WRITTEN REQUEST.
Reproduce the material exactly, omitting nothing.

SUPPLIED MATERIAL.

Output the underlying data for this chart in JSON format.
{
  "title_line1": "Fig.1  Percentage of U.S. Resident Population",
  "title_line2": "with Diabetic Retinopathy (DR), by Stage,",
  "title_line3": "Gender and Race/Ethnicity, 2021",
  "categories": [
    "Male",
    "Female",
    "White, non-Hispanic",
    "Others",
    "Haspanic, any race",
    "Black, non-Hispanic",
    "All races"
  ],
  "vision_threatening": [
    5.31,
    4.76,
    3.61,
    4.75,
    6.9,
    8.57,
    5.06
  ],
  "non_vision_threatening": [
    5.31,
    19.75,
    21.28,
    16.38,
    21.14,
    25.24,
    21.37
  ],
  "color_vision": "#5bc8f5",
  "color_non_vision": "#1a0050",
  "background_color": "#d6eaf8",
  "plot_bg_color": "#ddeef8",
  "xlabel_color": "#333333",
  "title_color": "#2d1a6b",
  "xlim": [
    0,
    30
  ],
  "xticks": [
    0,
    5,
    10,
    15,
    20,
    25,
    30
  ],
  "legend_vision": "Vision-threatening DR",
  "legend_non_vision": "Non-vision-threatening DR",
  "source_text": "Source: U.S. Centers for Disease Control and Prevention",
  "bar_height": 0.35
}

OUTPUT FOR THIS TASK.
Output the underlying data for this chart in JSON format.
{
  "title_line1": "Fig.1  Percentage of U.S. Resident Population",
  "title_line2": "with Diabetic Retinopathy (DR), by Stage,",
  "title_line3": "Gender and Race/Ethnicity, 2021",
  "categories": [
    "Male",
    "Female",
    "White, non-Hispanic",
    "Others",
    "Haspanic, any race",
    "Black, non-Hispanic",
    "All races"
  ],
  "vision_threatening": [
    5.31,
    4.76,
    3.61,
    4.75,
    6.9,
    8.57,
    5.06
  ],
  "non_vision_threatening": [
    5.31,
    19.75,
    21.28,
    16.38,
    21.14,
    25.24,
    21.37
  ],
  "color_vision": "#5bc8f5",
  "color_non_vision": "#1a0050",
  "background_color": "#d6eaf8",
  "plot_bg_color": "#ddeef8",
  "xlabel_color": "#333333",
  "title_color": "#2d1a6b",
  "xlim": [
    0,
    30
  ],
  "xticks": [
    0,
    5,
    10,
    15,
    20,
    25,
    30
  ],
  "legend_vision": "Vision-threatening DR",
  "legend_non_vision": "Non-vision-threatening DR",
  "source_text": "Source: U.S. Centers for Disease Control and Prevention",
  "bar_height": 0.35
}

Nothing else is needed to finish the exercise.